■ What you are asked to do
Gather, from the data below, each line in which the word "black" occurs.

■ Given data
***
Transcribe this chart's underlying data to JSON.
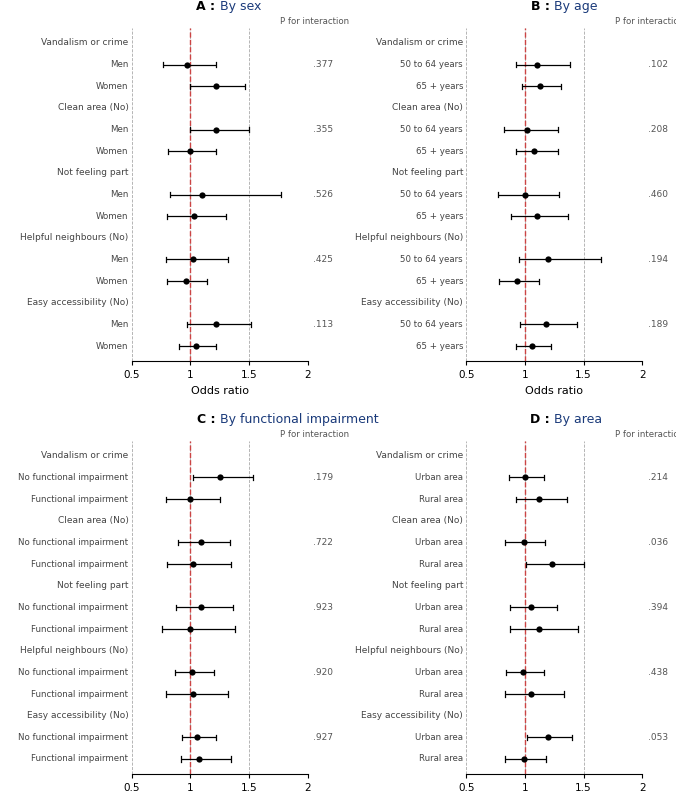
{
  "panels": [
    {
      "title": "A",
      "subtitle": "By sex",
      "p_label": "P for interaction",
      "xlabel": "Odds ratio",
      "xlim": [
        0.5,
        2.0
      ],
      "xticks": [
        0.5,
        1.0,
        1.5,
        2.0
      ],
      "xtick_labels": [
        "0.5",
        "1",
        "1.5",
        "2"
      ],
      "rows": [
        {
          "label": "Vandalism or crime",
          "is_header": true,
          "or": null,
          "lo": null,
          "hi": null,
          "p": null
        },
        {
          "label": "Men",
          "is_header": false,
          "or": 0.97,
          "lo": 0.77,
          "hi": 1.22,
          "p": ".377"
        },
        {
          "label": "Women",
          "is_header": false,
          "or": 1.22,
          "lo": 1.0,
          "hi": 1.47,
          "p": null
        },
        {
          "label": "Clean area (No)",
          "is_header": true,
          "or": null,
          "lo": null,
          "hi": null,
          "p": null
        },
        {
          "label": "Men",
          "is_header": false,
          "or": 1.22,
          "lo": 1.0,
          "hi": 1.5,
          "p": ".355"
        },
        {
          "label": "Women",
          "is_header": false,
          "or": 1.0,
          "lo": 0.81,
          "hi": 1.22,
          "p": null
        },
        {
          "label": "Not feeling part",
          "is_header": true,
          "or": null,
          "lo": null,
          "hi": null,
          "p": null
        },
        {
          "label": "Men",
          "is_header": false,
          "or": 1.1,
          "lo": 0.83,
          "hi": 1.77,
          "p": ".526"
        },
        {
          "label": "Women",
          "is_header": false,
          "or": 1.03,
          "lo": 0.8,
          "hi": 1.3,
          "p": null
        },
        {
          "label": "Helpful neighbours (No)",
          "is_header": true,
          "or": null,
          "lo": null,
          "hi": null,
          "p": null
        },
        {
          "label": "Men",
          "is_header": false,
          "or": 1.02,
          "lo": 0.79,
          "hi": 1.32,
          "p": ".425"
        },
        {
          "label": "Women",
          "is_header": false,
          "or": 0.96,
          "lo": 0.8,
          "hi": 1.14,
          "p": null
        },
        {
          "label": "Easy accessibility (No)",
          "is_header": true,
          "or": null,
          "lo": null,
          "hi": null,
          "p": null
        },
        {
          "label": "Men",
          "is_header": false,
          "or": 1.22,
          "lo": 0.97,
          "hi": 1.52,
          "p": ".113"
        },
        {
          "label": "Women",
          "is_header": false,
          "or": 1.05,
          "lo": 0.9,
          "hi": 1.22,
          "p": null
        }
      ]
    },
    {
      "title": "B",
      "subtitle": "By age",
      "p_label": "P for interaction",
      "xlabel": "Odds ratio",
      "xlim": [
        0.5,
        2.0
      ],
      "xticks": [
        0.5,
        1.0,
        1.5,
        2.0
      ],
      "xtick_labels": [
        "0.5",
        "1",
        "1.5",
        "2"
      ],
      "rows": [
        {
          "label": "Vandalism or crime",
          "is_header": true,
          "or": null,
          "lo": null,
          "hi": null,
          "p": null
        },
        {
          "label": "50 to 64 years",
          "is_header": false,
          "or": 1.1,
          "lo": 0.92,
          "hi": 1.38,
          "p": ".102"
        },
        {
          "label": "65 + years",
          "is_header": false,
          "or": 1.13,
          "lo": 0.97,
          "hi": 1.31,
          "p": null
        },
        {
          "label": "Clean area (No)",
          "is_header": true,
          "or": null,
          "lo": null,
          "hi": null,
          "p": null
        },
        {
          "label": "50 to 64 years",
          "is_header": false,
          "or": 1.02,
          "lo": 0.82,
          "hi": 1.28,
          "p": ".208"
        },
        {
          "label": "65 + years",
          "is_header": false,
          "or": 1.08,
          "lo": 0.92,
          "hi": 1.28,
          "p": null
        },
        {
          "label": "Not feeling part",
          "is_header": true,
          "or": null,
          "lo": null,
          "hi": null,
          "p": null
        },
        {
          "label": "50 to 64 years",
          "is_header": false,
          "or": 1.0,
          "lo": 0.77,
          "hi": 1.29,
          "p": ".460"
        },
        {
          "label": "65 + years",
          "is_header": false,
          "or": 1.1,
          "lo": 0.88,
          "hi": 1.37,
          "p": null
        },
        {
          "label": "Helpful neighbours (No)",
          "is_header": true,
          "or": null,
          "lo": null,
          "hi": null,
          "p": null
        },
        {
          "label": "50 to 64 years",
          "is_header": false,
          "or": 1.2,
          "lo": 0.95,
          "hi": 1.65,
          "p": ".194"
        },
        {
          "label": "65 + years",
          "is_header": false,
          "or": 0.93,
          "lo": 0.78,
          "hi": 1.12,
          "p": null
        },
        {
          "label": "Easy accessibility (No)",
          "is_header": true,
          "or": null,
          "lo": null,
          "hi": null,
          "p": null
        },
        {
          "label": "50 to 64 years",
          "is_header": false,
          "or": 1.18,
          "lo": 0.96,
          "hi": 1.44,
          "p": ".189"
        },
        {
          "label": "65 + years",
          "is_header": false,
          "or": 1.06,
          "lo": 0.92,
          "hi": 1.22,
          "p": null
        }
      ]
    },
    {
      "title": "C",
      "subtitle": "By functional impairment",
      "p_label": "P for interaction",
      "xlabel": "Odds ratio",
      "xlim": [
        0.5,
        2.0
      ],
      "xticks": [
        0.5,
        1.0,
        1.5,
        2.0
      ],
      "xtick_labels": [
        "0.5",
        "1",
        "1.5",
        "2"
      ],
      "rows": [
        {
          "label": "Vandalism or crime",
          "is_header": true,
          "or": null,
          "lo": null,
          "hi": null,
          "p": null
        },
        {
          "label": "No functional impairment",
          "is_header": false,
          "or": 1.25,
          "lo": 1.02,
          "hi": 1.53,
          "p": ".179"
        },
        {
          "label": "Functional impairment",
          "is_header": false,
          "or": 1.0,
          "lo": 0.79,
          "hi": 1.25,
          "p": null
        },
        {
          "label": "Clean area (No)",
          "is_header": true,
          "or": null,
          "lo": null,
          "hi": null,
          "p": null
        },
        {
          "label": "No functional impairment",
          "is_header": false,
          "or": 1.09,
          "lo": 0.89,
          "hi": 1.34,
          "p": ".722"
        },
        {
          "label": "Functional impairment",
          "is_header": false,
          "or": 1.02,
          "lo": 0.8,
          "hi": 1.35,
          "p": null
        },
        {
          "label": "Not feeling part",
          "is_header": true,
          "or": null,
          "lo": null,
          "hi": null,
          "p": null
        },
        {
          "label": "No functional impairment",
          "is_header": false,
          "or": 1.09,
          "lo": 0.88,
          "hi": 1.36,
          "p": ".923"
        },
        {
          "label": "Functional impairment",
          "is_header": false,
          "or": 1.0,
          "lo": 0.76,
          "hi": 1.38,
          "p": null
        },
        {
          "label": "Helpful neighbours (No)",
          "is_header": true,
          "or": null,
          "lo": null,
          "hi": null,
          "p": null
        },
        {
          "label": "No functional impairment",
          "is_header": false,
          "or": 1.01,
          "lo": 0.87,
          "hi": 1.2,
          "p": ".920"
        },
        {
          "label": "Functional impairment",
          "is_header": false,
          "or": 1.02,
          "lo": 0.79,
          "hi": 1.32,
          "p": null
        },
        {
          "label": "Easy accessibility (No)",
          "is_header": true,
          "or": null,
          "lo": null,
          "hi": null,
          "p": null
        },
        {
          "label": "No functional impairment",
          "is_header": false,
          "or": 1.06,
          "lo": 0.93,
          "hi": 1.22,
          "p": ".927"
        },
        {
          "label": "Functional impairment",
          "is_header": false,
          "or": 1.07,
          "lo": 0.92,
          "hi": 1.35,
          "p": null
        }
      ]
    },
    {
      "title": "D",
      "subtitle": "By area",
      "p_label": "P for interaction",
      "xlabel": "Odds ratio",
      "xlim": [
        0.5,
        2.0
      ],
      "xticks": [
        0.5,
        1.0,
        1.5,
        2.0
      ],
      "xtick_labels": [
        "0.5",
        "1",
        "1.5",
        "2"
      ],
      "rows": [
        {
          "label": "Vandalism or crime",
          "is_header": true,
          "or": null,
          "lo": null,
          "hi": null,
          "p": null
        },
        {
          "label": "Urban area",
          "is_header": false,
          "or": 1.0,
          "lo": 0.86,
          "hi": 1.16,
          "p": ".214"
        },
        {
          "label": "Rural area",
          "is_header": false,
          "or": 1.12,
          "lo": 0.92,
          "hi": 1.36,
          "p": null
        },
        {
          "label": "Clean area (No)",
          "is_header": true,
          "or": null,
          "lo": null,
          "hi": null,
          "p": null
        },
        {
          "label": "Urban area",
          "is_header": false,
          "or": 0.99,
          "lo": 0.83,
          "hi": 1.17,
          "p": ".036"
        },
        {
          "label": "Rural area",
          "is_header": false,
          "or": 1.23,
          "lo": 1.01,
          "hi": 1.5,
          "p": null
        },
        {
          "label": "Not feeling part",
          "is_header": true,
          "or": null,
          "lo": null,
          "hi": null,
          "p": null
        },
        {
          "label": "Urban area",
          "is_header": false,
          "or": 1.05,
          "lo": 0.87,
          "hi": 1.27,
          "p": ".394"
        },
        {
          "label": "Rural area",
          "is_header": false,
          "or": 1.12,
          "lo": 0.87,
          "hi": 1.45,
          "p": null
        },
        {
          "label": "Helpful neighbours (No)",
          "is_header": true,
          "or": null,
          "lo": null,
          "hi": null,
          "p": null
        },
        {
          "label": "Urban area",
          "is_header": false,
          "or": 0.98,
          "lo": 0.84,
          "hi": 1.16,
          "p": ".438"
        },
        {
          "label": "Rural area",
          "is_header": false,
          "or": 1.05,
          "lo": 0.83,
          "hi": 1.33,
          "p": null
        },
        {
          "label": "Easy accessibility (No)",
          "is_header": true,
          "or": null,
          "lo": null,
          "hi": null,
          "p": null
        },
        {
          "label": "Urban area",
          "is_header": false,
          "or": 1.2,
          "lo": 1.02,
          "hi": 1.4,
          "p": ".053"
        },
        {
          "label": "Rural area",
          "is_header": false,
          "or": 0.99,
          "lo": 0.83,
          "hi": 1.18,
          "p": null
        }
      ]
    }
  ],
  "vline_color": "#cc4444",
  "ci_color": "black",
  "dot_color": "black",
  "header_color": "#444444",
  "label_color": "#444444",
  "p_color": "#555555",
  "title_letter_color": "black",
  "title_subtitle_color": "#1a3a7a",
  "grid_color": "#aaaaaa",
  "bg_color": "white"
}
***
■ Task solution
  "ci_color": "black",
  "dot_color": "black",
  "title_letter_color": "black",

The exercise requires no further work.